━━━ Source records

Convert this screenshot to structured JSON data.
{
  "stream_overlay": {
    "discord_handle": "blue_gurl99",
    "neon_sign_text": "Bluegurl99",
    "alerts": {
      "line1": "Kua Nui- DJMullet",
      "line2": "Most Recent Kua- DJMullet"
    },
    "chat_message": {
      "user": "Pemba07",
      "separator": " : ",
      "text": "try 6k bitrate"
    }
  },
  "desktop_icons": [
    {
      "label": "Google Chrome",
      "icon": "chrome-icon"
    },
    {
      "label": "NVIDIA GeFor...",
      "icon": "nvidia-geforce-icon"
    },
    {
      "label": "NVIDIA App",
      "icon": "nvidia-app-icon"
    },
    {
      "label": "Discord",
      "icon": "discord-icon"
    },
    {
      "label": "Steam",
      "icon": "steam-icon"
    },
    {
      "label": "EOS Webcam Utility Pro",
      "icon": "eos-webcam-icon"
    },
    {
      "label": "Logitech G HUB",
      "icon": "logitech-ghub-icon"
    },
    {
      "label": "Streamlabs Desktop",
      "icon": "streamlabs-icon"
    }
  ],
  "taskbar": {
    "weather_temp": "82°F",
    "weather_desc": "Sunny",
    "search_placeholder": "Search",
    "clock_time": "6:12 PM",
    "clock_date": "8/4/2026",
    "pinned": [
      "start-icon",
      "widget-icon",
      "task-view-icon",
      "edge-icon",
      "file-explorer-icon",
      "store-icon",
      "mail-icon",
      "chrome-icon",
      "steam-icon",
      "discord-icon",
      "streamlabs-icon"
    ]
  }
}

━━━━━━

*What is required:*
Return the listing above in full, character for character.

*The solution:*
Convert this screenshot to structured JSON data.
{
  "stream_overlay": {
    "discord_handle": "blue_gurl99",
    "neon_sign_text": "Bluegurl99",
    "alerts": {
      "line1": "Kua Nui- DJMullet",
      "line2": "Most Recent Kua- DJMullet"
    },
    "chat_message": {
      "user": "Pemba07",
      "separator": " : ",
      "text": "try 6k bitrate"
    }
  },
  "desktop_icons": [
    {
      "label": "Google Chrome",
      "icon": "chrome-icon"
    },
    {
      "label": "NVIDIA GeFor...",
      "icon": "nvidia-geforce-icon"
    },
    {
      "label": "NVIDIA App",
      "icon": "nvidia-app-icon"
    },
    {
      "label": "Discord",
      "icon": "discord-icon"
    },
    {
      "label": "Steam",
      "icon": "steam-icon"
    },
    {
      "label": "EOS Webcam Utility Pro",
      "icon": "eos-webcam-icon"
    },
    {
      "label": "Logitech G HUB",
      "icon": "logitech-ghub-icon"
    },
    {
      "label": "Streamlabs Desktop",
      "icon": "streamlabs-icon"
    }
  ],
  "taskbar": {
    "weather_temp": "82°F",
    "weather_desc": "Sunny",
    "search_placeholder": "Search",
    "clock_time": "6:12 PM",
    "clock_date": "8/4/2026",
    "pinned": [
      "start-icon",
      "widget-icon",
      "task-view-icon",
      "edge-icon",
      "file-explorer-icon",
      "store-icon",
      "mail-icon",
      "chrome-icon",
      "steam-icon",
      "discord-icon",
      "streamlabs-icon"
    ]
  }
}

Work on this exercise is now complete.